• **Exercise goal**: Counting only lines that hold "Matching", give the total and nothing more.

━━ Records for processing

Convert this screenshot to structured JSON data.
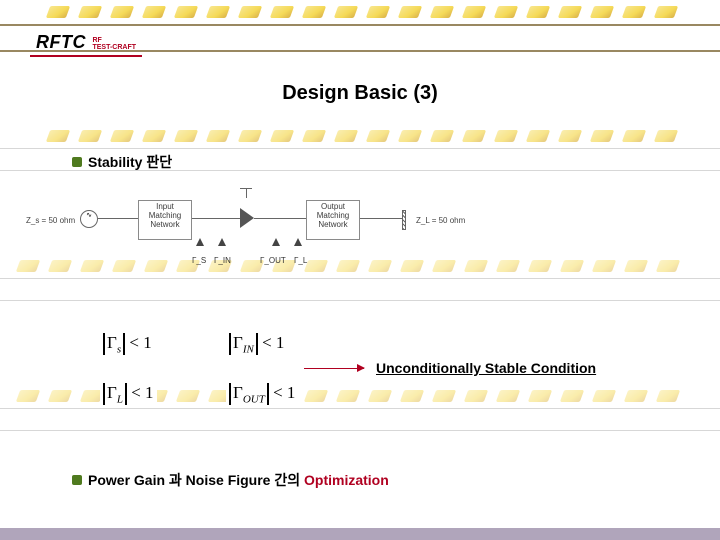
{
  "logo": {
    "main": "RFTC",
    "sub1": "RF",
    "sub2": "TEST-CRAFT"
  },
  "title": "Design Basic (3)",
  "bullets": {
    "stability": "Stability 판단",
    "gain_noise_prefix": "Power Gain 과 Noise Figure 간의 ",
    "optimization": "Optimization"
  },
  "diagram": {
    "zsource": "Z_s = 50 ohm",
    "zload": "Z_L = 50 ohm",
    "input_box_l1": "Input",
    "input_box_l2": "Matching",
    "input_box_l3": "Network",
    "output_box_l1": "Output",
    "output_box_l2": "Matching",
    "output_box_l3": "Network",
    "gs": "Γ_S",
    "gin": "Γ_IN",
    "gout": "Γ_OUT",
    "gl": "Γ_L"
  },
  "conditions": {
    "c1_sym": "Γ",
    "c1_sub": "s",
    "c1_ineq": " < 1",
    "c2_sym": "Γ",
    "c2_sub": "IN",
    "c2_ineq": " < 1",
    "c3_sym": "Γ",
    "c3_sub": "L",
    "c3_ineq": " < 1",
    "c4_sym": "Γ",
    "c4_sub": "OUT",
    "c4_ineq": " < 1",
    "label": "Unconditionally Stable Condition"
  }
}
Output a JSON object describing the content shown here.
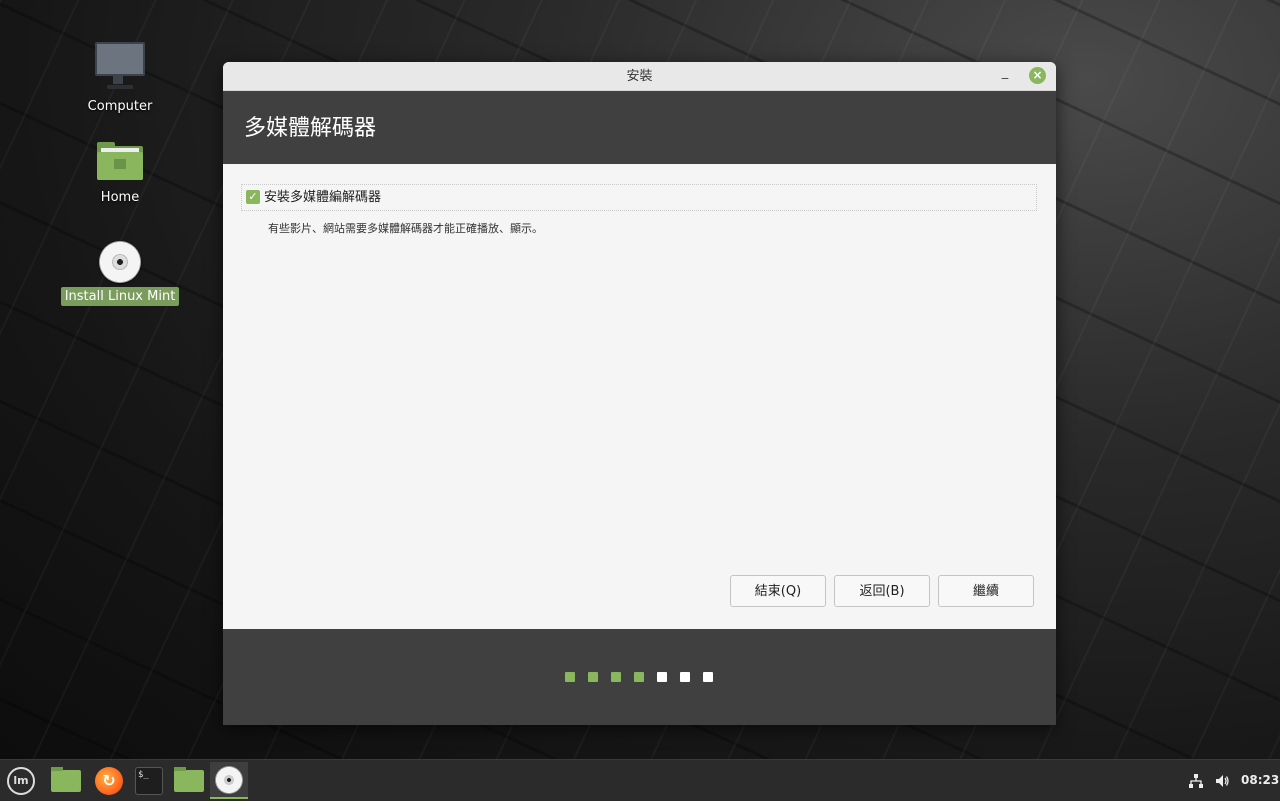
{
  "desktop": {
    "icons": [
      {
        "label": "Computer"
      },
      {
        "label": "Home"
      },
      {
        "label": "Install Linux Mint"
      }
    ]
  },
  "window": {
    "title": "安裝",
    "header_title": "多媒體解碼器",
    "option_label": "安裝多媒體編解碼器",
    "option_checked": true,
    "description": "有些影片、網站需要多媒體解碼器才能正確播放、顯示。",
    "buttons": {
      "quit": "結束(Q)",
      "back": "返回(B)",
      "continue": "繼續"
    },
    "progress": {
      "completed_steps": 4,
      "total_steps": 7,
      "done_color": "#8ab65e",
      "todo_color": "#ffffff"
    }
  },
  "taskbar": {
    "clock": "08:23"
  }
}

━━━━

• **Output for this exercise**: 2